> [Task requirements]:
Can you transcribe every entry word for word, skipping the images?

> [Record extracts]:

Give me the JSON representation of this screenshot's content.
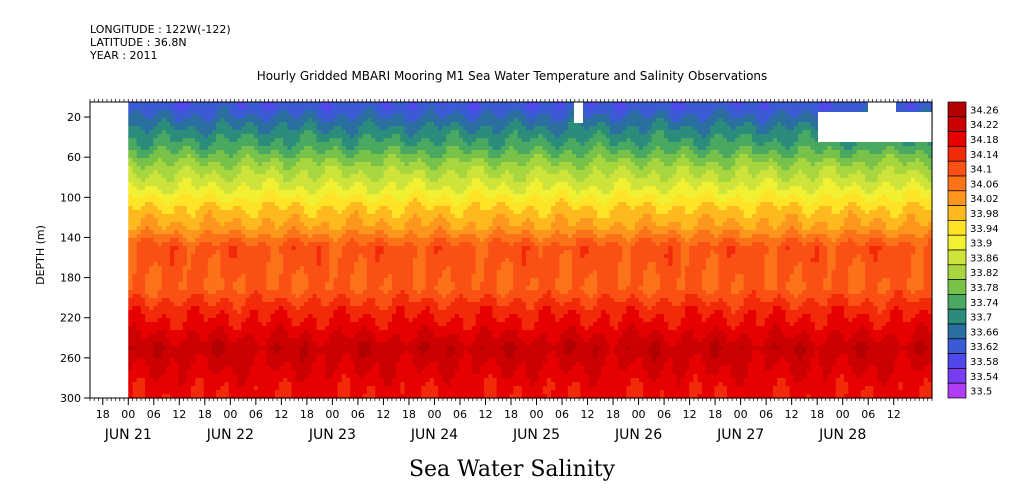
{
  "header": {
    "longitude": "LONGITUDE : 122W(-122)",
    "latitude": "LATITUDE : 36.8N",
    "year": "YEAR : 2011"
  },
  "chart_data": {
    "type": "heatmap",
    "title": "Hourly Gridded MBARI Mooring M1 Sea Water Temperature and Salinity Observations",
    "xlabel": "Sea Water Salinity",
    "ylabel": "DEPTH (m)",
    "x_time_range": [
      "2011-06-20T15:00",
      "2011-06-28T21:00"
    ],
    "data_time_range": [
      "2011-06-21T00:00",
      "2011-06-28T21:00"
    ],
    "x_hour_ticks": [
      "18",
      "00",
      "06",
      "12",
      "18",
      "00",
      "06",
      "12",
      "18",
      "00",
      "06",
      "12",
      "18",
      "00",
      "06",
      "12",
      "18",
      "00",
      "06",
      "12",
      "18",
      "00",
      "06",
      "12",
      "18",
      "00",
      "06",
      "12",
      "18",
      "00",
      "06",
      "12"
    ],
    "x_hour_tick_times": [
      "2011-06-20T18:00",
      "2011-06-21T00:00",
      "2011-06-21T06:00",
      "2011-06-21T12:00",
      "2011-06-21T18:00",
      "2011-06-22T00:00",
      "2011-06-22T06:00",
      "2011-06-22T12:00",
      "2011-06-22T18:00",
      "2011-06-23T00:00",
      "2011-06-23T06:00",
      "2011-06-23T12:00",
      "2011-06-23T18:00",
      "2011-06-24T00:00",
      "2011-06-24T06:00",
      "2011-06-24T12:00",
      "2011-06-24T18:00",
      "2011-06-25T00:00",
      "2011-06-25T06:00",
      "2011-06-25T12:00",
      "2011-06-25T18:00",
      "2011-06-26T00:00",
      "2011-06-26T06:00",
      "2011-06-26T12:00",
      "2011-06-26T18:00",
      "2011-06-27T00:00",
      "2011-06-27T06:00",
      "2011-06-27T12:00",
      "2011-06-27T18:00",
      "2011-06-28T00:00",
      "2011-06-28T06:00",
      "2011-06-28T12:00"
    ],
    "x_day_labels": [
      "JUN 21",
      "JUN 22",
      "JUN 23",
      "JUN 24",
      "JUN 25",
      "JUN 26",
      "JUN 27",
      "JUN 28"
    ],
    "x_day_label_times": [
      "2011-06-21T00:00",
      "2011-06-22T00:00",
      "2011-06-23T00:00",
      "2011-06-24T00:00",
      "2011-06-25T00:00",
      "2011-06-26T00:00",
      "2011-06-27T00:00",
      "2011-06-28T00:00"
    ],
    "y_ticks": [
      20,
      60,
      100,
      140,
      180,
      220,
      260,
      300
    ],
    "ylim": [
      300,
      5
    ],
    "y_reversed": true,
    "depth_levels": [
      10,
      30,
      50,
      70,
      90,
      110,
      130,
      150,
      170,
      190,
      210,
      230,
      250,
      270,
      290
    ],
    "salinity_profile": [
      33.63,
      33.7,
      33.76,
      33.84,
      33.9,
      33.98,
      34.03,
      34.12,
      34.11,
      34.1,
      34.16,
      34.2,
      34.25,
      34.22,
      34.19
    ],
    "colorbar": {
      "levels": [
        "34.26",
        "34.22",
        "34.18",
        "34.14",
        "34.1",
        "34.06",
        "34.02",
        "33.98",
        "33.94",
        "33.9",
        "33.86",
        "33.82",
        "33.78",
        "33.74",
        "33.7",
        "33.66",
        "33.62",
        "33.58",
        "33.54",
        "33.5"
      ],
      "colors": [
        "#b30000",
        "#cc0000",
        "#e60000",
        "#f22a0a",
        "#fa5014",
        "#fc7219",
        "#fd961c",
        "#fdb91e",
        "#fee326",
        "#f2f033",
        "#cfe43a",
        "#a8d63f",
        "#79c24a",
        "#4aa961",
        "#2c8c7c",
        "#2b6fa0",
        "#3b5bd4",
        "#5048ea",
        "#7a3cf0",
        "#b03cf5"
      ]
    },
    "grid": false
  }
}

> [Final result]:
Give me the JSON representation of this screenshot's content.
{
  "header": {
    "longitude": "LONGITUDE : 122W(-122)",
    "latitude": "LATITUDE : 36.8N",
    "year": "YEAR : 2011"
  },
  "chart_data": {
    "type": "heatmap",
    "title": "Hourly Gridded MBARI Mooring M1 Sea Water Temperature and Salinity Observations",
    "xlabel": "Sea Water Salinity",
    "ylabel": "DEPTH (m)",
    "x_time_range": [
      "2011-06-20T15:00",
      "2011-06-28T21:00"
    ],
    "data_time_range": [
      "2011-06-21T00:00",
      "2011-06-28T21:00"
    ],
    "x_hour_ticks": [
      "18",
      "00",
      "06",
      "12",
      "18",
      "00",
      "06",
      "12",
      "18",
      "00",
      "06",
      "12",
      "18",
      "00",
      "06",
      "12",
      "18",
      "00",
      "06",
      "12",
      "18",
      "00",
      "06",
      "12",
      "18",
      "00",
      "06",
      "12",
      "18",
      "00",
      "06",
      "12"
    ],
    "x_hour_tick_times": [
      "2011-06-20T18:00",
      "2011-06-21T00:00",
      "2011-06-21T06:00",
      "2011-06-21T12:00",
      "2011-06-21T18:00",
      "2011-06-22T00:00",
      "2011-06-22T06:00",
      "2011-06-22T12:00",
      "2011-06-22T18:00",
      "2011-06-23T00:00",
      "2011-06-23T06:00",
      "2011-06-23T12:00",
      "2011-06-23T18:00",
      "2011-06-24T00:00",
      "2011-06-24T06:00",
      "2011-06-24T12:00",
      "2011-06-24T18:00",
      "2011-06-25T00:00",
      "2011-06-25T06:00",
      "2011-06-25T12:00",
      "2011-06-25T18:00",
      "2011-06-26T00:00",
      "2011-06-26T06:00",
      "2011-06-26T12:00",
      "2011-06-26T18:00",
      "2011-06-27T00:00",
      "2011-06-27T06:00",
      "2011-06-27T12:00",
      "2011-06-27T18:00",
      "2011-06-28T00:00",
      "2011-06-28T06:00",
      "2011-06-28T12:00"
    ],
    "x_day_labels": [
      "JUN 21",
      "JUN 22",
      "JUN 23",
      "JUN 24",
      "JUN 25",
      "JUN 26",
      "JUN 27",
      "JUN 28"
    ],
    "x_day_label_times": [
      "2011-06-21T00:00",
      "2011-06-22T00:00",
      "2011-06-23T00:00",
      "2011-06-24T00:00",
      "2011-06-25T00:00",
      "2011-06-26T00:00",
      "2011-06-27T00:00",
      "2011-06-28T00:00"
    ],
    "y_ticks": [
      20,
      60,
      100,
      140,
      180,
      220,
      260,
      300
    ],
    "ylim": [
      300,
      5
    ],
    "y_reversed": true,
    "depth_levels": [
      10,
      30,
      50,
      70,
      90,
      110,
      130,
      150,
      170,
      190,
      210,
      230,
      250,
      270,
      290
    ],
    "salinity_profile": [
      33.63,
      33.7,
      33.76,
      33.84,
      33.9,
      33.98,
      34.03,
      34.12,
      34.11,
      34.1,
      34.16,
      34.2,
      34.25,
      34.22,
      34.19
    ],
    "colorbar": {
      "levels": [
        "34.26",
        "34.22",
        "34.18",
        "34.14",
        "34.1",
        "34.06",
        "34.02",
        "33.98",
        "33.94",
        "33.9",
        "33.86",
        "33.82",
        "33.78",
        "33.74",
        "33.7",
        "33.66",
        "33.62",
        "33.58",
        "33.54",
        "33.5"
      ],
      "colors": [
        "#b30000",
        "#cc0000",
        "#e60000",
        "#f22a0a",
        "#fa5014",
        "#fc7219",
        "#fd961c",
        "#fdb91e",
        "#fee326",
        "#f2f033",
        "#cfe43a",
        "#a8d63f",
        "#79c24a",
        "#4aa961",
        "#2c8c7c",
        "#2b6fa0",
        "#3b5bd4",
        "#5048ea",
        "#7a3cf0",
        "#b03cf5"
      ]
    },
    "grid": false
  }
}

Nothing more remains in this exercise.